-- The exercise --
Look through the listing and locate every line containing the word "幼苗的向光性"; copy those lines.

[Data records]
-=-=-=-=-
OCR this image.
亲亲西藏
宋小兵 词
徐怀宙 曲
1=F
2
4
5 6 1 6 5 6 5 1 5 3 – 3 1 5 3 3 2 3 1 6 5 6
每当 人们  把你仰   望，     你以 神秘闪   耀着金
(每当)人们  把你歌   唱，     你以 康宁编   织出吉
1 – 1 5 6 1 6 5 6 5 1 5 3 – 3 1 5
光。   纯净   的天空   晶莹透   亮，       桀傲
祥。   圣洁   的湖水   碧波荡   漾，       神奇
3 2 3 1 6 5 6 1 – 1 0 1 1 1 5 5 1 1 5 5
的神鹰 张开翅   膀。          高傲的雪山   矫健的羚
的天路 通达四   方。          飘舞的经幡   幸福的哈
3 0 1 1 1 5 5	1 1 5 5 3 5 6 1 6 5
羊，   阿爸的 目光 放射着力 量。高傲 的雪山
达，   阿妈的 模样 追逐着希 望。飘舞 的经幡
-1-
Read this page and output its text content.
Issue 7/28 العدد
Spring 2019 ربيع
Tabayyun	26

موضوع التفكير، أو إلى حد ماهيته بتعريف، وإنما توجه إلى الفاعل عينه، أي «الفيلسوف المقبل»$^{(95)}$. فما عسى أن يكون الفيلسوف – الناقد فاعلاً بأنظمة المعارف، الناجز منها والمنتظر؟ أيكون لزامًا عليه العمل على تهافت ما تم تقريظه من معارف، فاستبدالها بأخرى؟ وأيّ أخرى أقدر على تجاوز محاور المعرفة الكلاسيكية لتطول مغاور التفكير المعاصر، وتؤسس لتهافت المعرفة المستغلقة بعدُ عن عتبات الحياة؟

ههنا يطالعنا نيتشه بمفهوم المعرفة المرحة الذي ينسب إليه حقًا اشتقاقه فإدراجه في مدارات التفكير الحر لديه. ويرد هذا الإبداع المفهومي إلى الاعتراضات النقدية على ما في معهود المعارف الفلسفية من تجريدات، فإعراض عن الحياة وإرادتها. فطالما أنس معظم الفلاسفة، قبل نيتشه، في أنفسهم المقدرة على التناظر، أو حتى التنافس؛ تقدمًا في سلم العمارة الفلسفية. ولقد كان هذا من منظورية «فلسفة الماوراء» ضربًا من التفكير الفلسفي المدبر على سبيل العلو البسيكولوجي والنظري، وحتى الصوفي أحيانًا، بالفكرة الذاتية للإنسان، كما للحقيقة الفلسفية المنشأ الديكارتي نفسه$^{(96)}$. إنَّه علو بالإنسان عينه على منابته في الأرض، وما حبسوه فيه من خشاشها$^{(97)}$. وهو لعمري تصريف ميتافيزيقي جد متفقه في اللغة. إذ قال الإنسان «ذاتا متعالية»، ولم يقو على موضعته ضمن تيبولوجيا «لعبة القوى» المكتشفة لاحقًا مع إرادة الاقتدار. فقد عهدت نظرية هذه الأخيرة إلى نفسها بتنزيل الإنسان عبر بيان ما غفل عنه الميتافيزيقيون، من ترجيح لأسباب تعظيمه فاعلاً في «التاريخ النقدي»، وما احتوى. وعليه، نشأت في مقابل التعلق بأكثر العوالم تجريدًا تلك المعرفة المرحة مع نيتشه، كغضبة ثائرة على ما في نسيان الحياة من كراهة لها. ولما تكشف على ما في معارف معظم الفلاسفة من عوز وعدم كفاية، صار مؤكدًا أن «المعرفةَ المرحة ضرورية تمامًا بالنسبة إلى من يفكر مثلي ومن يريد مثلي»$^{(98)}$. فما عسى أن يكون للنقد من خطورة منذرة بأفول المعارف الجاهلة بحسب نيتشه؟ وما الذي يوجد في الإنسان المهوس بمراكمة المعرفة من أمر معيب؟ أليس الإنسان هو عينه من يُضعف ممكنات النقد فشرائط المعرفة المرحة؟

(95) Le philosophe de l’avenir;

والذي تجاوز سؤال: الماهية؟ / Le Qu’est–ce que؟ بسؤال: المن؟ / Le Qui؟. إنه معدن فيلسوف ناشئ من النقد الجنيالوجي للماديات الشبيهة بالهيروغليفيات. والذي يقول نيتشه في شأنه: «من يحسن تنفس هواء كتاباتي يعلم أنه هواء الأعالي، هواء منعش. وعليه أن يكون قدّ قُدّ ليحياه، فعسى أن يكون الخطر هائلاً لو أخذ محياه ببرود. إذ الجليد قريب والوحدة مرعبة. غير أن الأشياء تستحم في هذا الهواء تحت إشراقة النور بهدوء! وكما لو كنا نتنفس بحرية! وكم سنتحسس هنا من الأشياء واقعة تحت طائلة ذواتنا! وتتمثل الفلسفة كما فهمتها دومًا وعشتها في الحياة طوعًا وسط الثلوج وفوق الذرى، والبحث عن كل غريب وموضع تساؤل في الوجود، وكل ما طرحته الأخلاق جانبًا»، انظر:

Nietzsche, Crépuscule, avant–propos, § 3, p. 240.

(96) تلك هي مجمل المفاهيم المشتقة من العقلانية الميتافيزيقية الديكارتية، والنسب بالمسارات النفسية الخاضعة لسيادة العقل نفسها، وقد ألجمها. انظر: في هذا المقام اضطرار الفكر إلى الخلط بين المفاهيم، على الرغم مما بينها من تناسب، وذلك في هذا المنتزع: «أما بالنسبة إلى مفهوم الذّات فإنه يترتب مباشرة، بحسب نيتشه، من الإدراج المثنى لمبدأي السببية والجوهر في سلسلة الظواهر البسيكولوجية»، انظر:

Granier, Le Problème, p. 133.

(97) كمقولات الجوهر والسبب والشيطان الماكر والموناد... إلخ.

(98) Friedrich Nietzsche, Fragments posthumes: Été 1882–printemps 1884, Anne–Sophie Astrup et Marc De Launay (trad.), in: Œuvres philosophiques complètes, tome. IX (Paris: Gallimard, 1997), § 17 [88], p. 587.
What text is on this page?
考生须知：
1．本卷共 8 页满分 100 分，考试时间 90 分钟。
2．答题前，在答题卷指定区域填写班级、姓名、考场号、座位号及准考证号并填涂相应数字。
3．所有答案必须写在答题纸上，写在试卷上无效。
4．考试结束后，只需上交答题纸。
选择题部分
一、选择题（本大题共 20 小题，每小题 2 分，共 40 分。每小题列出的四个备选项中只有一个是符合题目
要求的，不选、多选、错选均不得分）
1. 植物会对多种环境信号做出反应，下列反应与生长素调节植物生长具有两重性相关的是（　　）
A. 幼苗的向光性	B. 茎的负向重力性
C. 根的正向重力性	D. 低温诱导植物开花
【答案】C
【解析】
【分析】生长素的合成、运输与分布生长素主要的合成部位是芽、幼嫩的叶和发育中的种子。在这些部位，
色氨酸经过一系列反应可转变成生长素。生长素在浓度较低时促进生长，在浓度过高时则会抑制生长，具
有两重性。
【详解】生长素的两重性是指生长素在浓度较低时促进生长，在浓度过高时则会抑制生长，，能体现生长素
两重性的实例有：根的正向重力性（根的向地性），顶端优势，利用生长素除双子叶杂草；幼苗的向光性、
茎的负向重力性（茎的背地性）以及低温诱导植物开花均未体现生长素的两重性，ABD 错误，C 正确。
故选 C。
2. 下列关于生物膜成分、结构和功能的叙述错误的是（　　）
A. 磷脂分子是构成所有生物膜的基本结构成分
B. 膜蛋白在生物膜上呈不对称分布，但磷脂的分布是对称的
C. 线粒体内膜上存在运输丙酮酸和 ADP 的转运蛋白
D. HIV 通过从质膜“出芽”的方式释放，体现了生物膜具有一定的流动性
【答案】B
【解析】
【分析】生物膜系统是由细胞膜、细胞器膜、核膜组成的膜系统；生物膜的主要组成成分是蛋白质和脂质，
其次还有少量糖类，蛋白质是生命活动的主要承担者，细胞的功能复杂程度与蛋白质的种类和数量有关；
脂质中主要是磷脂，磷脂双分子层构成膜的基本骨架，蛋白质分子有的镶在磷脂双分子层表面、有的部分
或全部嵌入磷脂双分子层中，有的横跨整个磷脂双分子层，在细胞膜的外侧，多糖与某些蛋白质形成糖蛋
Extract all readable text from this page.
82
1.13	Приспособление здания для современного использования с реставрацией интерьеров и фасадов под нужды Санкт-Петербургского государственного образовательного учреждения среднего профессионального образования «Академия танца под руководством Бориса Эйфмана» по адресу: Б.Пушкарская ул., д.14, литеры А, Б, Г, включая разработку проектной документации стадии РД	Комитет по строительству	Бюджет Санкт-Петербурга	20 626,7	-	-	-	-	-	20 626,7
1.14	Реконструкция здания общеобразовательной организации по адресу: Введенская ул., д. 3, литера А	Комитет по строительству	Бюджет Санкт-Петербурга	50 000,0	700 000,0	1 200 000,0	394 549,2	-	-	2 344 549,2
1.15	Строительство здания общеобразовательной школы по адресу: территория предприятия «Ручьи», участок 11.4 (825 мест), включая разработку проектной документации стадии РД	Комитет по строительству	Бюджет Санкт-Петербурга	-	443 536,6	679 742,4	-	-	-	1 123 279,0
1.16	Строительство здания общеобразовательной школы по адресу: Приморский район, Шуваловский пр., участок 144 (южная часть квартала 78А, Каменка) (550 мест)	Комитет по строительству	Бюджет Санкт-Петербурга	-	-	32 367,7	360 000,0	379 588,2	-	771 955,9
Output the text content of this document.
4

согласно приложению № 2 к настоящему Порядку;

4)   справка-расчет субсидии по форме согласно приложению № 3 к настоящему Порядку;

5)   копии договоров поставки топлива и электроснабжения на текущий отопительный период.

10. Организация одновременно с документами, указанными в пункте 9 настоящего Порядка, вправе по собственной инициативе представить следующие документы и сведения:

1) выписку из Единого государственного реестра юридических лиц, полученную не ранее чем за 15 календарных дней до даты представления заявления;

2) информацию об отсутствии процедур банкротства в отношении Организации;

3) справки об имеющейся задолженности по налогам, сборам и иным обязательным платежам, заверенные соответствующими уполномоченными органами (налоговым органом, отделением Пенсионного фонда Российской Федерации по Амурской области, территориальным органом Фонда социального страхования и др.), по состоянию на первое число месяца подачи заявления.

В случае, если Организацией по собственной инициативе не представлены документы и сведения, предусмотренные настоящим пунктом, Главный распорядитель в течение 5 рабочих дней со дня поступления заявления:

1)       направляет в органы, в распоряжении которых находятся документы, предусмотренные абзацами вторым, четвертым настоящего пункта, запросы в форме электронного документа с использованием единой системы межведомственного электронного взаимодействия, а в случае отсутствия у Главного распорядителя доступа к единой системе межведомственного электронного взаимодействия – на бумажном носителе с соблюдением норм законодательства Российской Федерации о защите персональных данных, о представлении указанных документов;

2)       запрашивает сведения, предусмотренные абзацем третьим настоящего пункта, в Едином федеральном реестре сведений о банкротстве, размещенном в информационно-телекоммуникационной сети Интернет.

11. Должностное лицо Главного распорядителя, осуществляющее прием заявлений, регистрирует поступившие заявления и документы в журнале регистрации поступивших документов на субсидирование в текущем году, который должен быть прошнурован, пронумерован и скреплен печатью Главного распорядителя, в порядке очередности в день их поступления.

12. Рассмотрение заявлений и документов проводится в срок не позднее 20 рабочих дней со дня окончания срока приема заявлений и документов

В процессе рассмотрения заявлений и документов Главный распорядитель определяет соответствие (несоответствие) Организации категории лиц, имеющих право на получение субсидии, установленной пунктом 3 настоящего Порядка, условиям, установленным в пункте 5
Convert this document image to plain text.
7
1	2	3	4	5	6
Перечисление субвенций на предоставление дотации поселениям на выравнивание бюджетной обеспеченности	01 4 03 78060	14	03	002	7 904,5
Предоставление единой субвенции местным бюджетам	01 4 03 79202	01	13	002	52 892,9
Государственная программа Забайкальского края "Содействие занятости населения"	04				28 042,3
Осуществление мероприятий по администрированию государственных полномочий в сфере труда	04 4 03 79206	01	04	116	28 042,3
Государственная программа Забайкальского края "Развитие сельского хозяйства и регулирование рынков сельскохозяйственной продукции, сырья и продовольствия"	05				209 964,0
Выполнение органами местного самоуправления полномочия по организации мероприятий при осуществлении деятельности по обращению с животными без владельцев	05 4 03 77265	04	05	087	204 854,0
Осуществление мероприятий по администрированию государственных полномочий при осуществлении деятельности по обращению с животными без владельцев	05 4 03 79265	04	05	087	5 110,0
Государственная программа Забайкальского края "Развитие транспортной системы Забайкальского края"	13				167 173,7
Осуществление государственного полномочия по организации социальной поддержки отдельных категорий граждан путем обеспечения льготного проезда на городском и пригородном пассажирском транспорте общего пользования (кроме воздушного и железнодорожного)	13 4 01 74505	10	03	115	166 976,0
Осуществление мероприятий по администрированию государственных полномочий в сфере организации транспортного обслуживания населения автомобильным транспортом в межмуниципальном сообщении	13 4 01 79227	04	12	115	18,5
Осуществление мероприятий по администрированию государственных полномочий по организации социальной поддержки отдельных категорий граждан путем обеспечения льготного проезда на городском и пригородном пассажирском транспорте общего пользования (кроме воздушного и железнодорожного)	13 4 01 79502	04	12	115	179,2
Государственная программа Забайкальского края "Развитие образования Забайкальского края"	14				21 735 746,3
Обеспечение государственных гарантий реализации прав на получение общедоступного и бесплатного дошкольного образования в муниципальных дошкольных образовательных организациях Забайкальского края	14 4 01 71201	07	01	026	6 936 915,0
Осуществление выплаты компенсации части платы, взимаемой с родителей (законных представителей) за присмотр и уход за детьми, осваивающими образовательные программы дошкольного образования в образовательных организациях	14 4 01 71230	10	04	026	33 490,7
-=-=-=-=-
-- The answer --
A. 幼苗的向光性	B. 茎的负向重力性
两重性的实例有：根的正向重力性（根的向地性），顶端优势，利用生长素除双子叶杂草；幼苗的向光性、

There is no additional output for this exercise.